-- Start of Input rows --

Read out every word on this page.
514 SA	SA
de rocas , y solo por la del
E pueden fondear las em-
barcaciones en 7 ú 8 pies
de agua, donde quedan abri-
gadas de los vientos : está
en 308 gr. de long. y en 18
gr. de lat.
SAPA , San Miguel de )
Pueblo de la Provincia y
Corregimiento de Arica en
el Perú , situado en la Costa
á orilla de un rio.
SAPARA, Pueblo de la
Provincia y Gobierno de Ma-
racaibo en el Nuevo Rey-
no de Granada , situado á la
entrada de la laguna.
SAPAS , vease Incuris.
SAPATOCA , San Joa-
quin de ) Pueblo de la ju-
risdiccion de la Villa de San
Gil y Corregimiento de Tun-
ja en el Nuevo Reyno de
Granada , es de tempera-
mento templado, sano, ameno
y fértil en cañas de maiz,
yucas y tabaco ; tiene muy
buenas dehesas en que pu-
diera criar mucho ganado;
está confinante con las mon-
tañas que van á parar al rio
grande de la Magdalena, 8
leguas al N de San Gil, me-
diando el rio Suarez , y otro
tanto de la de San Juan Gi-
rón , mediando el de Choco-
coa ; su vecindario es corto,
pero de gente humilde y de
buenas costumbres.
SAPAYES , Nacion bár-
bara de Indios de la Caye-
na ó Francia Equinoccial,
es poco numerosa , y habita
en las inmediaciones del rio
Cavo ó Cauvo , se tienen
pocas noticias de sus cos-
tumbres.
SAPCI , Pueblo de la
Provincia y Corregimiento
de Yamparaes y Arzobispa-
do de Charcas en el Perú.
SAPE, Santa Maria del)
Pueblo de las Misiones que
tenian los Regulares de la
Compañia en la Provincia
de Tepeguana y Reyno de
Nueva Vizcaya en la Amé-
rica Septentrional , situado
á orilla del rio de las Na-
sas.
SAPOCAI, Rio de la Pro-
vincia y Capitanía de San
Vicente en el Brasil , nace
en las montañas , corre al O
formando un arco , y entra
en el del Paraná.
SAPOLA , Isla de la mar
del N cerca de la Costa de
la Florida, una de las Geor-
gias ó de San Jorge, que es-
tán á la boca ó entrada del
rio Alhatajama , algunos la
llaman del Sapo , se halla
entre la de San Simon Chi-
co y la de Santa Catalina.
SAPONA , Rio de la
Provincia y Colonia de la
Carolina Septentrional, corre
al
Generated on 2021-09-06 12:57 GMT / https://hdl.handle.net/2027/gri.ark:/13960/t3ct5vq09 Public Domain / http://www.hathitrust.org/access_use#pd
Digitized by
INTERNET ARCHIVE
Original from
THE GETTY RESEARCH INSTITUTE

-- End of Input rows --

Take the lines above and retype all of them exactly.

Read out every word on this page.
514 SA	SA
de rocas , y solo por la del
E pueden fondear las em-
barcaciones en 7 ú 8 pies
de agua, donde quedan abri-
gadas de los vientos : está
en 308 gr. de long. y en 18
gr. de lat.
SAPA , San Miguel de )
Pueblo de la Provincia y
Corregimiento de Arica en
el Perú , situado en la Costa
á orilla de un rio.
SAPARA, Pueblo de la
Provincia y Gobierno de Ma-
racaibo en el Nuevo Rey-
no de Granada , situado á la
entrada de la laguna.
SAPAS , vease Incuris.
SAPATOCA , San Joa-
quin de ) Pueblo de la ju-
risdiccion de la Villa de San
Gil y Corregimiento de Tun-
ja en el Nuevo Reyno de
Granada , es de tempera-
mento templado, sano, ameno
y fértil en cañas de maiz,
yucas y tabaco ; tiene muy
buenas dehesas en que pu-
diera criar mucho ganado;
está confinante con las mon-
tañas que van á parar al rio
grande de la Magdalena, 8
leguas al N de San Gil, me-
diando el rio Suarez , y otro
tanto de la de San Juan Gi-
rón , mediando el de Choco-
coa ; su vecindario es corto,
pero de gente humilde y de
buenas costumbres.
SAPAYES , Nacion bár-
bara de Indios de la Caye-
na ó Francia Equinoccial,
es poco numerosa , y habita
en las inmediaciones del rio
Cavo ó Cauvo , se tienen
pocas noticias de sus cos-
tumbres.
SAPCI , Pueblo de la
Provincia y Corregimiento
de Yamparaes y Arzobispa-
do de Charcas en el Perú.
SAPE, Santa Maria del)
Pueblo de las Misiones que
tenian los Regulares de la
Compañia en la Provincia
de Tepeguana y Reyno de
Nueva Vizcaya en la Amé-
rica Septentrional , situado
á orilla del rio de las Na-
sas.
SAPOCAI, Rio de la Pro-
vincia y Capitanía de San
Vicente en el Brasil , nace
en las montañas , corre al O
formando un arco , y entra
en el del Paraná.
SAPOLA , Isla de la mar
del N cerca de la Costa de
la Florida, una de las Geor-
gias ó de San Jorge, que es-
tán á la boca ó entrada del
rio Alhatajama , algunos la
llaman del Sapo , se halla
entre la de San Simon Chi-
co y la de Santa Catalina.
SAPONA , Rio de la
Provincia y Colonia de la
Carolina Septentrional, corre
al
Generated on 2021-09-06 12:57 GMT / https://hdl.handle.net/2027/gri.ark:/13960/t3ct5vq09 Public Domain / http://www.hathitrust.org/access_use#pd
Digitized by
INTERNET ARCHIVE
Original from
THE GETTY RESEARCH INSTITUTE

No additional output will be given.